WRITTEN REQUEST » Extract all lines that hold the string "icon".

SUPPLIED RECORDS »
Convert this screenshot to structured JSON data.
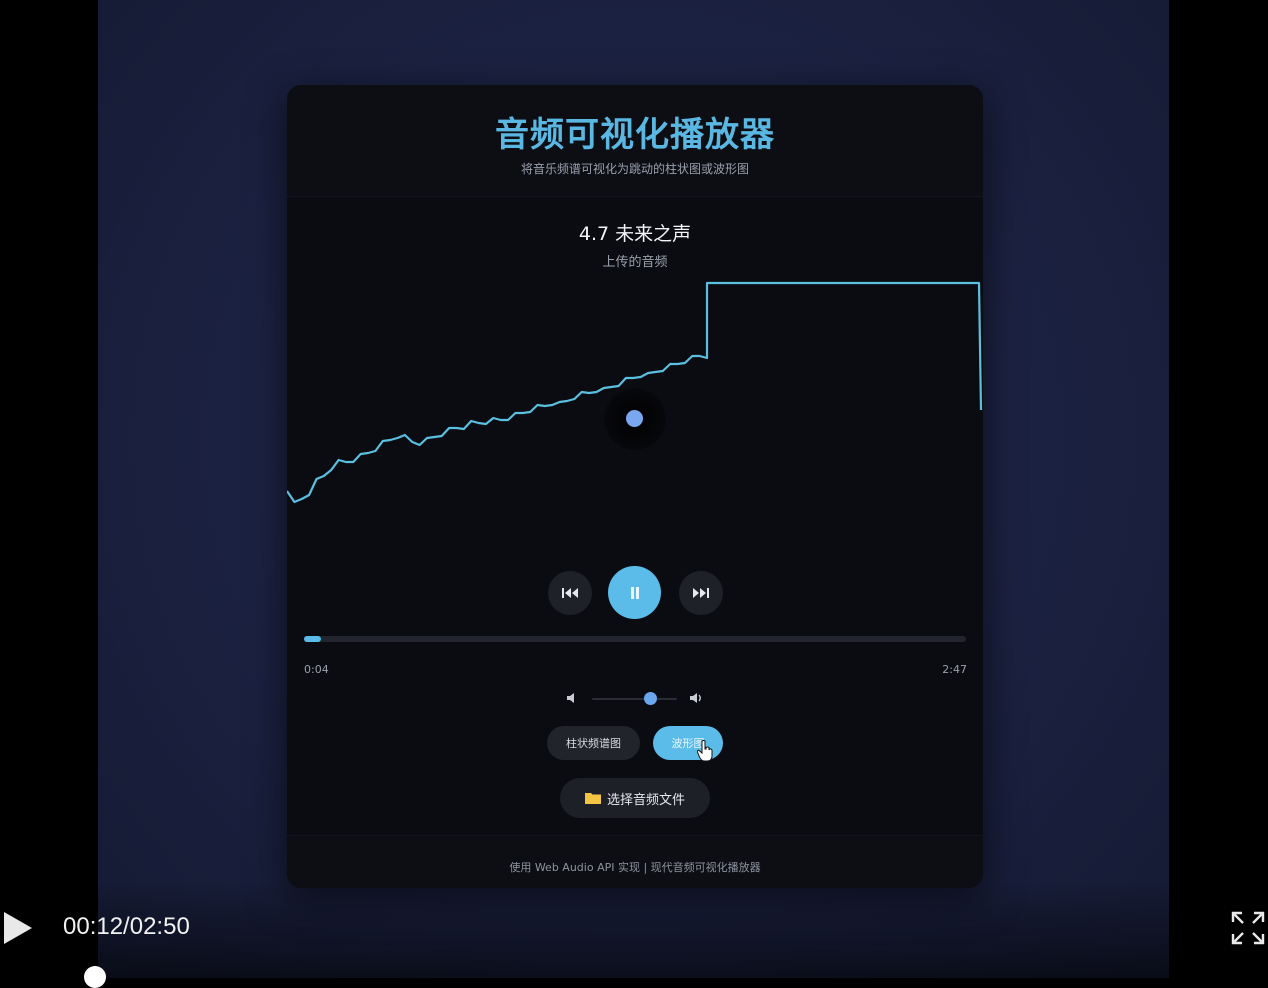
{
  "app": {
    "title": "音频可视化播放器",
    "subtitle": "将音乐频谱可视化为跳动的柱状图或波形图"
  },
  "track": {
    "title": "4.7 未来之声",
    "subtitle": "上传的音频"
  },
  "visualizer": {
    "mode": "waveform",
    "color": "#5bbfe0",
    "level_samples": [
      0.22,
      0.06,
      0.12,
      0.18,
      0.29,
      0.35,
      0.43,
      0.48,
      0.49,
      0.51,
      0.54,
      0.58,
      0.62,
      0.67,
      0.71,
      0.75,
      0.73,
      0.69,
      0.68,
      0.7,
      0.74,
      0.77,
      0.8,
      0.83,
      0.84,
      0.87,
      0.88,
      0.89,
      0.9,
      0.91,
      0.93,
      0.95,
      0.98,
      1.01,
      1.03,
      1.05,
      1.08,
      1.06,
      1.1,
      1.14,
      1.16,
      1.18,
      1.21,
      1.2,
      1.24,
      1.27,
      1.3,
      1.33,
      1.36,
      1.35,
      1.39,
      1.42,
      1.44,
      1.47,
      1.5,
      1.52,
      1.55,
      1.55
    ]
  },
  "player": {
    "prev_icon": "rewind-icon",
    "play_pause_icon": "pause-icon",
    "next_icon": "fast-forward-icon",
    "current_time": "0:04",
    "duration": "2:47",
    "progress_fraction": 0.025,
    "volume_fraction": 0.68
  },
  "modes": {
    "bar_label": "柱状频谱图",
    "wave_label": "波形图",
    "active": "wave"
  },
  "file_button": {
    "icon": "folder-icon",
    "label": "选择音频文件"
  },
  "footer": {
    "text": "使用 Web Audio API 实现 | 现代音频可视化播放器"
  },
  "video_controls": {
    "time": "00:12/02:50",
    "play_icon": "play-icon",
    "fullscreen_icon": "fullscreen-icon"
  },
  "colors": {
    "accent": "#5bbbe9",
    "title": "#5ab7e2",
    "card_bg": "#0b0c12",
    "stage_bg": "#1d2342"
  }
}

FINISHED ANSWER »
    "prev_icon": "rewind-icon",
    "play_pause_icon": "pause-icon",
    "next_icon": "fast-forward-icon",
    "icon": "folder-icon",
    "play_icon": "play-icon",
    "fullscreen_icon": "fullscreen-icon"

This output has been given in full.